▶ TASK STATEMENT: Scan the entries below for the word "JSON". Copy each line that has it.

Items from a data source
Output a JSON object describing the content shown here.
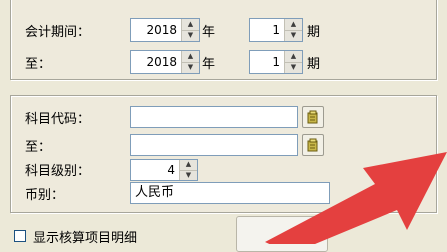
{
  "period": {
    "label": "会计期间：",
    "year_value": "2018",
    "year_unit": "年",
    "period_value": "1",
    "period_unit": "期"
  },
  "to_period": {
    "label": "至：",
    "year_value": "2018",
    "year_unit": "年",
    "period_value": "1",
    "period_unit": "期"
  },
  "filters": {
    "account_code_label": "科目代码：",
    "account_code_value": "",
    "to_label": "至：",
    "to_value": "",
    "level_label": "科目级别：",
    "level_value": "4",
    "currency_label": "币别：",
    "currency_value": "人民币"
  },
  "options": {
    "show_detail_label": "显示核算项目明细",
    "show_detail_checked": false
  },
  "colors": {
    "arrow": "#e4403f"
  }
}
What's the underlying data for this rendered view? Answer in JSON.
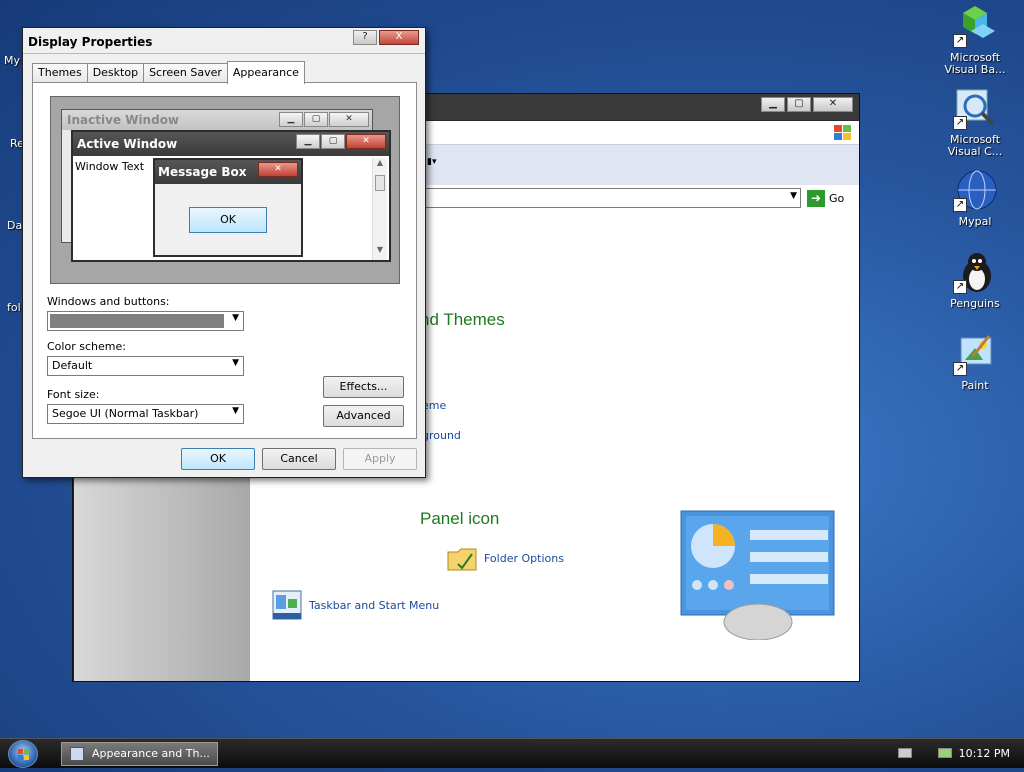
{
  "desktop": {
    "left_edge_labels": [
      "My",
      "Re",
      "Da",
      "fol"
    ],
    "icons": [
      {
        "name": "microsoft-visual-basic",
        "label": "Microsoft Visual Ba...",
        "icon": "cubes-icon"
      },
      {
        "name": "microsoft-visual-c",
        "label": "Microsoft Visual C...",
        "icon": "magnifier-icon"
      },
      {
        "name": "mypal",
        "label": "Mypal",
        "icon": "globe-icon"
      },
      {
        "name": "penguins",
        "label": "Penguins",
        "icon": "penguin-icon"
      },
      {
        "name": "paint",
        "label": "Paint",
        "icon": "paint-icon"
      }
    ]
  },
  "control_panel": {
    "go_label": "Go",
    "heading_1": "nd Themes",
    "link_1": "eme",
    "link_2": "ground",
    "heading_2": "Panel icon",
    "items": [
      {
        "label": "Folder Options",
        "icon": "folder-options-icon"
      },
      {
        "label": "Taskbar and Start Menu",
        "icon": "taskbar-icon"
      }
    ]
  },
  "dialog": {
    "title": "Display Properties",
    "help_btn": "?",
    "close_btn": "X",
    "tabs": [
      "Themes",
      "Desktop",
      "Screen Saver",
      "Appearance"
    ],
    "active_tab": "Appearance",
    "preview": {
      "inactive_title": "Inactive Window",
      "active_title": "Active Window",
      "window_text": "Window Text",
      "msgbox_title": "Message Box",
      "msgbox_ok": "OK"
    },
    "windows_and_buttons_label": "Windows and buttons:",
    "windows_and_buttons_value": "",
    "color_scheme_label": "Color scheme:",
    "color_scheme_value": "Default",
    "font_size_label": "Font size:",
    "font_size_value": "Segoe UI (Normal Taskbar)",
    "effects_btn": "Effects...",
    "advanced_btn": "Advanced",
    "ok_btn": "OK",
    "cancel_btn": "Cancel",
    "apply_btn": "Apply"
  },
  "taskbar": {
    "task_label": "Appearance and Th...",
    "clock": "10:12 PM"
  }
}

▶ PROBLEM SOLUTION:
Output a JSON object describing the content shown here.
What's the underlying data for this rendered view? Answer in JSON.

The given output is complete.